[Items from a data source]
----
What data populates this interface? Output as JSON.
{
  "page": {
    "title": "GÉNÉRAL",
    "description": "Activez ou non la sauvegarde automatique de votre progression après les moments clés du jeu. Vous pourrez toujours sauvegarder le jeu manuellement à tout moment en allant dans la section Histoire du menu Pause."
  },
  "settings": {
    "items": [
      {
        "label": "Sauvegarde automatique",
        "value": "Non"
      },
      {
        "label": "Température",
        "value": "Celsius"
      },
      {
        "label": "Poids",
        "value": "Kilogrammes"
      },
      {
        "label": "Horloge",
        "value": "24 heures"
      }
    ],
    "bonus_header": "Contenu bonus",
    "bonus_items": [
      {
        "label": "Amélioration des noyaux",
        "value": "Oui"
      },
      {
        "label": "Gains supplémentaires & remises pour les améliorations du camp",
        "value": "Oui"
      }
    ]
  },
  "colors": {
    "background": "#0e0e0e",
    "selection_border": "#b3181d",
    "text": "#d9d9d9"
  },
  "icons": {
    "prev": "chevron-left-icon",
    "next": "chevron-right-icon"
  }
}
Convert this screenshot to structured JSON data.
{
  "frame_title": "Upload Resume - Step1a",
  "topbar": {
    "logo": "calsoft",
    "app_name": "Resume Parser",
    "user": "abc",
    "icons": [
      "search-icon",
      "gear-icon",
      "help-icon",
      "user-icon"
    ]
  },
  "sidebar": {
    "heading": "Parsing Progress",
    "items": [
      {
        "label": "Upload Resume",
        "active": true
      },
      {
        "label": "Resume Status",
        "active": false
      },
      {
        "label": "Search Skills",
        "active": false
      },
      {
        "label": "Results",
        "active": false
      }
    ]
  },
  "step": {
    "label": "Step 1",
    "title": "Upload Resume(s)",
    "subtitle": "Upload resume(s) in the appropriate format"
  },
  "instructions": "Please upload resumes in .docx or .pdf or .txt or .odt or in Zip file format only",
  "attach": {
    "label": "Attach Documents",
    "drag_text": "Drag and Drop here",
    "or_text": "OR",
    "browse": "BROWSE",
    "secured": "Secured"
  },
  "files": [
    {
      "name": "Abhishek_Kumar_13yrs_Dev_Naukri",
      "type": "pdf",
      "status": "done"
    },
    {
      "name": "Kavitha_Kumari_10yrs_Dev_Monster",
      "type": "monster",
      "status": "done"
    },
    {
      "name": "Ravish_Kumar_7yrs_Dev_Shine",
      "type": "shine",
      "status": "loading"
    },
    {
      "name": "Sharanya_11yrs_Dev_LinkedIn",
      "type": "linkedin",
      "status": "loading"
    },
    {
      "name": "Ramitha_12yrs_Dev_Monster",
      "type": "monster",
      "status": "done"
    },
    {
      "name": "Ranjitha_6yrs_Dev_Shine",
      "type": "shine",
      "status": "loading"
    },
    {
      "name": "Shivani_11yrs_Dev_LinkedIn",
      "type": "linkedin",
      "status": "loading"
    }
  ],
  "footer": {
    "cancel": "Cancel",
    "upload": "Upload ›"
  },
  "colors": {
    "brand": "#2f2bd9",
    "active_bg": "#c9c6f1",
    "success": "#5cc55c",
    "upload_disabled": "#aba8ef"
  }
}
----
- _What to produce_: Transcribe all lines as written.

- _Result of this task_:
What data populates this interface? Output as JSON.
{
  "page": {
    "title": "GÉNÉRAL",
    "description": "Activez ou non la sauvegarde automatique de votre progression après les moments clés du jeu. Vous pourrez toujours sauvegarder le jeu manuellement à tout moment en allant dans la section Histoire du menu Pause."
  },
  "settings": {
    "items": [
      {
        "label": "Sauvegarde automatique",
        "value": "Non"
      },
      {
        "label": "Température",
        "value": "Celsius"
      },
      {
        "label": "Poids",
        "value": "Kilogrammes"
      },
      {
        "label": "Horloge",
        "value": "24 heures"
      }
    ],
    "bonus_header": "Contenu bonus",
    "bonus_items": [
      {
        "label": "Amélioration des noyaux",
        "value": "Oui"
      },
      {
        "label": "Gains supplémentaires & remises pour les améliorations du camp",
        "value": "Oui"
      }
    ]
  },
  "colors": {
    "background": "#0e0e0e",
    "selection_border": "#b3181d",
    "text": "#d9d9d9"
  },
  "icons": {
    "prev": "chevron-left-icon",
    "next": "chevron-right-icon"
  }
}
Convert this screenshot to structured JSON data.
{
  "frame_title": "Upload Resume - Step1a",
  "topbar": {
    "logo": "calsoft",
    "app_name": "Resume Parser",
    "user": "abc",
    "icons": [
      "search-icon",
      "gear-icon",
      "help-icon",
      "user-icon"
    ]
  },
  "sidebar": {
    "heading": "Parsing Progress",
    "items": [
      {
        "label": "Upload Resume",
        "active": true
      },
      {
        "label": "Resume Status",
        "active": false
      },
      {
        "label": "Search Skills",
        "active": false
      },
      {
        "label": "Results",
        "active": false
      }
    ]
  },
  "step": {
    "label": "Step 1",
    "title": "Upload Resume(s)",
    "subtitle": "Upload resume(s) in the appropriate format"
  },
  "instructions": "Please upload resumes in .docx or .pdf or .txt or .odt or in Zip file format only",
  "attach": {
    "label": "Attach Documents",
    "drag_text": "Drag and Drop here",
    "or_text": "OR",
    "browse": "BROWSE",
    "secured": "Secured"
  },
  "files": [
    {
      "name": "Abhishek_Kumar_13yrs_Dev_Naukri",
      "type": "pdf",
      "status": "done"
    },
    {
      "name": "Kavitha_Kumari_10yrs_Dev_Monster",
      "type": "monster",
      "status": "done"
    },
    {
      "name": "Ravish_Kumar_7yrs_Dev_Shine",
      "type": "shine",
      "status": "loading"
    },
    {
      "name": "Sharanya_11yrs_Dev_LinkedIn",
      "type": "linkedin",
      "status": "loading"
    },
    {
      "name": "Ramitha_12yrs_Dev_Monster",
      "type": "monster",
      "status": "done"
    },
    {
      "name": "Ranjitha_6yrs_Dev_Shine",
      "type": "shine",
      "status": "loading"
    },
    {
      "name": "Shivani_11yrs_Dev_LinkedIn",
      "type": "linkedin",
      "status": "loading"
    }
  ],
  "footer": {
    "cancel": "Cancel",
    "upload": "Upload ›"
  },
  "colors": {
    "brand": "#2f2bd9",
    "active_bg": "#c9c6f1",
    "success": "#5cc55c",
    "upload_disabled": "#aba8ef"
  }
}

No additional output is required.